__Data lines__:
━━━━━━━━

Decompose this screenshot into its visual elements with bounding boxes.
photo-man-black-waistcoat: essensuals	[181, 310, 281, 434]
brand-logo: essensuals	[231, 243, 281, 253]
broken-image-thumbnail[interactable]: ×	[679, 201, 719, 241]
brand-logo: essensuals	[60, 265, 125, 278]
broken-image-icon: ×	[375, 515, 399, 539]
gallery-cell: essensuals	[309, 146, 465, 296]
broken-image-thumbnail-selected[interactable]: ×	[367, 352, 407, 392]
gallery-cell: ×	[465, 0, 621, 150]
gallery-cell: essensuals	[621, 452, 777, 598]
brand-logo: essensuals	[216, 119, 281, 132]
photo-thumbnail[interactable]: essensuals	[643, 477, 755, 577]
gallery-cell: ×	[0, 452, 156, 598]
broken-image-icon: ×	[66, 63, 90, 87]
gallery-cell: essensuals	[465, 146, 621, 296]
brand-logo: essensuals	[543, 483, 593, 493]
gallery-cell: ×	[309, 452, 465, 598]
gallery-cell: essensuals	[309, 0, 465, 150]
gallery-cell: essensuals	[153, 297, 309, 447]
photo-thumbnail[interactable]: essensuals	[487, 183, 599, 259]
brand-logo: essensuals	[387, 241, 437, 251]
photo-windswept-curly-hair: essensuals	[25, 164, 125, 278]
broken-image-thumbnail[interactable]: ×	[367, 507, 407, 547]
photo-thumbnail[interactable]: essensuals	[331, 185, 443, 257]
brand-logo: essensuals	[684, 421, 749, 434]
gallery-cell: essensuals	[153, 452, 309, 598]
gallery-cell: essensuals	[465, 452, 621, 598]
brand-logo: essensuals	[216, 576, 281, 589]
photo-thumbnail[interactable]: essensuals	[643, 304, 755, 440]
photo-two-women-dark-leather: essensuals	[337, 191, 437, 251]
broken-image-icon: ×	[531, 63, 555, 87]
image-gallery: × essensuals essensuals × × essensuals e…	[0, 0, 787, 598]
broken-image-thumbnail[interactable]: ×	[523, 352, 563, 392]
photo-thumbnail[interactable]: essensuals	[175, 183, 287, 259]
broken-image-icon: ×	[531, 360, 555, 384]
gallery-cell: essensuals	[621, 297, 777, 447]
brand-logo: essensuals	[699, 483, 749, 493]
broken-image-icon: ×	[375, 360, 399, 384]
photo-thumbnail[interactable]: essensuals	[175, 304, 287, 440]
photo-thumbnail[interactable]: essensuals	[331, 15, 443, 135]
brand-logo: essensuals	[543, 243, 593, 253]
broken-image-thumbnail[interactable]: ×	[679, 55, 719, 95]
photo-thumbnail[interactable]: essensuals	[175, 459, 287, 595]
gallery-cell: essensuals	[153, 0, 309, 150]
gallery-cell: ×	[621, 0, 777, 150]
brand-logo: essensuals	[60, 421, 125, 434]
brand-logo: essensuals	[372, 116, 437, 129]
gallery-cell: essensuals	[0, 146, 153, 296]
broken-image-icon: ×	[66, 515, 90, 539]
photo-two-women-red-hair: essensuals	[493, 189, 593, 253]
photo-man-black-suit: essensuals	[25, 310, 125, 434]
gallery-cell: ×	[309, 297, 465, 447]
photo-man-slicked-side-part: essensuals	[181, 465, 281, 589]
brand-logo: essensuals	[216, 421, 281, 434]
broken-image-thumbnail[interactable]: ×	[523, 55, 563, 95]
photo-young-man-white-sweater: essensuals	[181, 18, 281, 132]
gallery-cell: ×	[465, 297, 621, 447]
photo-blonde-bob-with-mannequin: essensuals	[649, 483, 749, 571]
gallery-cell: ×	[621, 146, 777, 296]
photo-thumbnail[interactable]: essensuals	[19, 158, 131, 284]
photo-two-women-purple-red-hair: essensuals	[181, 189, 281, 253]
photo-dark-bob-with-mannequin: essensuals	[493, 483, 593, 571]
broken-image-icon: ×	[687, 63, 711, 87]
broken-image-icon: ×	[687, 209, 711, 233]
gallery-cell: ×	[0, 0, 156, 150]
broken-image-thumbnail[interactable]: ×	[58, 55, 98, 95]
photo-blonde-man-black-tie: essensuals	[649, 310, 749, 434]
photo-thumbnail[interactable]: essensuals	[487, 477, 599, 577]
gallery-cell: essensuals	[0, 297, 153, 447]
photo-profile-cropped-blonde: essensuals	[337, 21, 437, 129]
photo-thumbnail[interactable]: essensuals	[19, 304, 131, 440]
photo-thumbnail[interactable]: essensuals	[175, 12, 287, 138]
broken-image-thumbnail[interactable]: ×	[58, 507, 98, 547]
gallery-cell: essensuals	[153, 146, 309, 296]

━━━━━━━━

__Your instructions__:
Reproduce the records verbatim, from their first line through the line containing "452, 156, 598]", both ends included.

__The completed task__:
Decompose this screenshot into its visual elements with bounding boxes.
photo-man-black-waistcoat: essensuals	[181, 310, 281, 434]
brand-logo: essensuals	[231, 243, 281, 253]
broken-image-thumbnail[interactable]: ×	[679, 201, 719, 241]
brand-logo: essensuals	[60, 265, 125, 278]
broken-image-icon: ×	[375, 515, 399, 539]
gallery-cell: essensuals	[309, 146, 465, 296]
broken-image-thumbnail-selected[interactable]: ×	[367, 352, 407, 392]
gallery-cell: ×	[465, 0, 621, 150]
gallery-cell: essensuals	[621, 452, 777, 598]
brand-logo: essensuals	[216, 119, 281, 132]
photo-thumbnail[interactable]: essensuals	[643, 477, 755, 577]
gallery-cell: ×	[0, 452, 156, 598]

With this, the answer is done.